• Exercise directions
Omitting all pictures, print the lines of the listing from the one containing "Extract all readable text from this page." through the final line, both ends included, with no other text.

• Record list
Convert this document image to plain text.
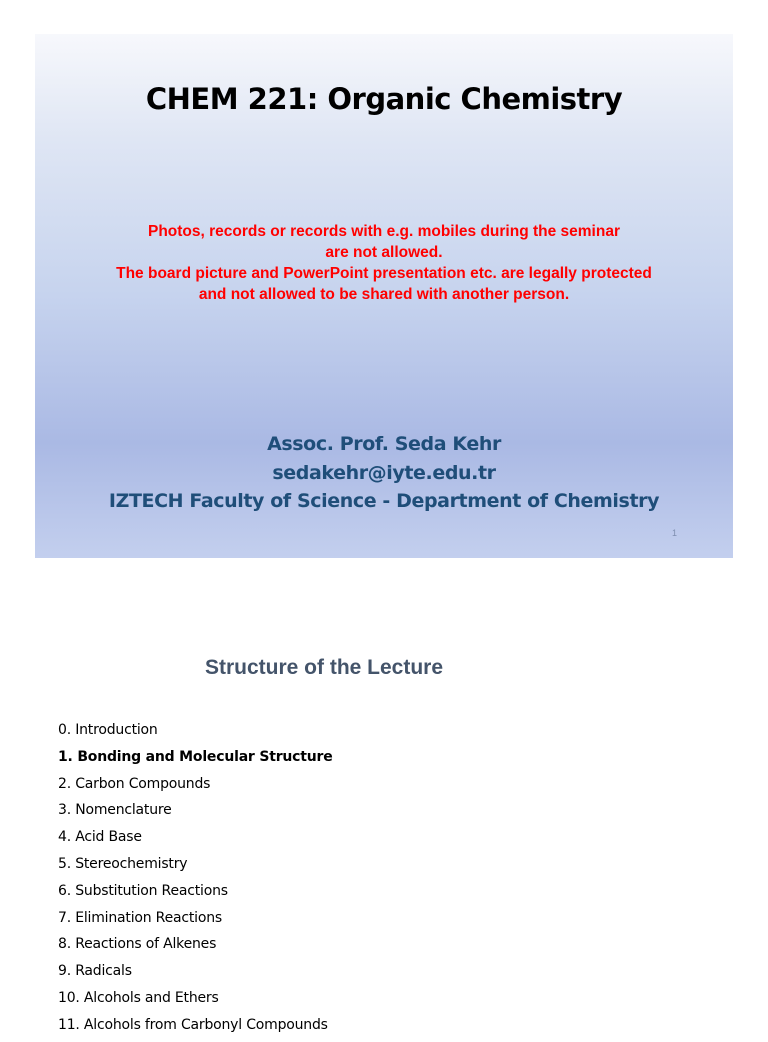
CHEM 221: Organic Chemistry
Photos, records or records with e.g. mobiles during the seminar
are not allowed.
The board picture and PowerPoint presentation etc. are legally protected
and not allowed to be shared with another person.
Assoc. Prof. Seda Kehr
sedakehr@iyte.edu.tr
IZTECH Faculty of Science - Department of Chemistry
1
Structure of the Lecture
0. Introduction
1. Bonding and Molecular Structure
2. Carbon Compounds
3. Nomenclature
4. Acid Base
5. Stereochemistry
6. Substitution Reactions
7. Elimination Reactions
8. Reactions of Alkenes
9. Radicals
10. Alcohols and Ethers
11. Alcohols from Carbonyl Compounds
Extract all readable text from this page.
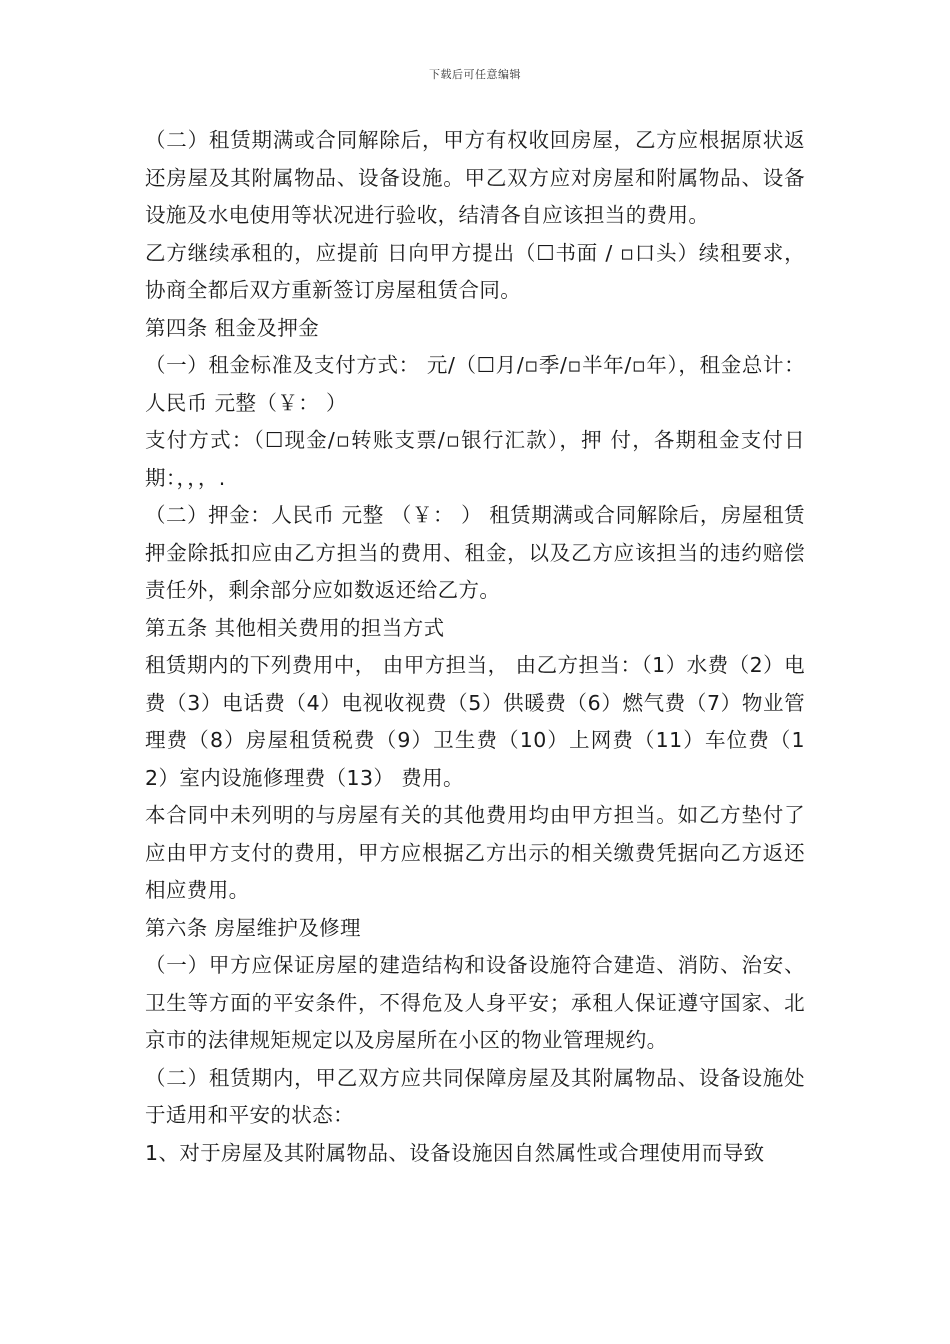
下载后可任意编辑

（二）租赁期满或合同解除后，甲方有权收回房屋，乙方应根据原状返还房屋及其附属物品、设备设施。甲乙双方应对房屋和附属物品、设备设施及水电使用等状况进行验收，结清各自应该担当的费用。

乙方继续承租的，应提前 日向甲方提出（☐书面 / ▫口头）续租要求，协商全都后双方重新签订房屋租赁合同。

第四条 租金及押金

（一）租金标准及支付方式： 元/（☐月/▫季/▫半年/▫年），租金总计：人民币 元整（￥： ）

支付方式：（☐现金/▫转账支票/▫银行汇款），押 付，各期租金支付日期：，，，.

（二）押金：人民币 元整 （￥： ） 租赁期满或合同解除后，房屋租赁押金除抵扣应由乙方担当的费用、租金，以及乙方应该担当的违约赔偿责任外，剩余部分应如数返还给乙方。

第五条 其他相关费用的担当方式

租赁期内的下列费用中， 由甲方担当， 由乙方担当：（1）水费（2）电费（3）电话费（4）电视收视费（5）供暖费（6）燃气费（7）物业管理费（8）房屋租赁税费（9）卫生费（10）上网费（11）车位费（12）室内设施修理费（13） 费用。

本合同中未列明的与房屋有关的其他费用均由甲方担当。如乙方垫付了应由甲方支付的费用，甲方应根据乙方出示的相关缴费凭据向乙方返还相应费用。

第六条 房屋维护及修理

（一）甲方应保证房屋的建造结构和设备设施符合建造、消防、治安、卫生等方面的平安条件，不得危及人身平安；承租人保证遵守国家、北京市的法律规矩规定以及房屋所在小区的物业管理规约。

（二）租赁期内，甲乙双方应共同保障房屋及其附属物品、设备设施处于适用和平安的状态：

1、对于房屋及其附属物品、设备设施因自然属性或合理使用而导致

• Written solution
Extract all readable text from this page.
下载后可任意编辑

（二）租赁期满或合同解除后，甲方有权收回房屋，乙方应根据原状返还房屋及其附属物品、设备设施。甲乙双方应对房屋和附属物品、设备设施及水电使用等状况进行验收，结清各自应该担当的费用。

乙方继续承租的，应提前 日向甲方提出（☐书面 / ▫口头）续租要求，协商全都后双方重新签订房屋租赁合同。

第四条 租金及押金

（一）租金标准及支付方式： 元/（☐月/▫季/▫半年/▫年），租金总计：人民币 元整（￥： ）

支付方式：（☐现金/▫转账支票/▫银行汇款），押 付，各期租金支付日期：，，，.

（二）押金：人民币 元整 （￥： ） 租赁期满或合同解除后，房屋租赁押金除抵扣应由乙方担当的费用、租金，以及乙方应该担当的违约赔偿责任外，剩余部分应如数返还给乙方。

第五条 其他相关费用的担当方式

租赁期内的下列费用中， 由甲方担当， 由乙方担当：（1）水费（2）电费（3）电话费（4）电视收视费（5）供暖费（6）燃气费（7）物业管理费（8）房屋租赁税费（9）卫生费（10）上网费（11）车位费（12）室内设施修理费（13） 费用。

本合同中未列明的与房屋有关的其他费用均由甲方担当。如乙方垫付了应由甲方支付的费用，甲方应根据乙方出示的相关缴费凭据向乙方返还相应费用。

第六条 房屋维护及修理

（一）甲方应保证房屋的建造结构和设备设施符合建造、消防、治安、卫生等方面的平安条件，不得危及人身平安；承租人保证遵守国家、北京市的法律规矩规定以及房屋所在小区的物业管理规约。

（二）租赁期内，甲乙双方应共同保障房屋及其附属物品、设备设施处于适用和平安的状态：

1、对于房屋及其附属物品、设备设施因自然属性或合理使用而导致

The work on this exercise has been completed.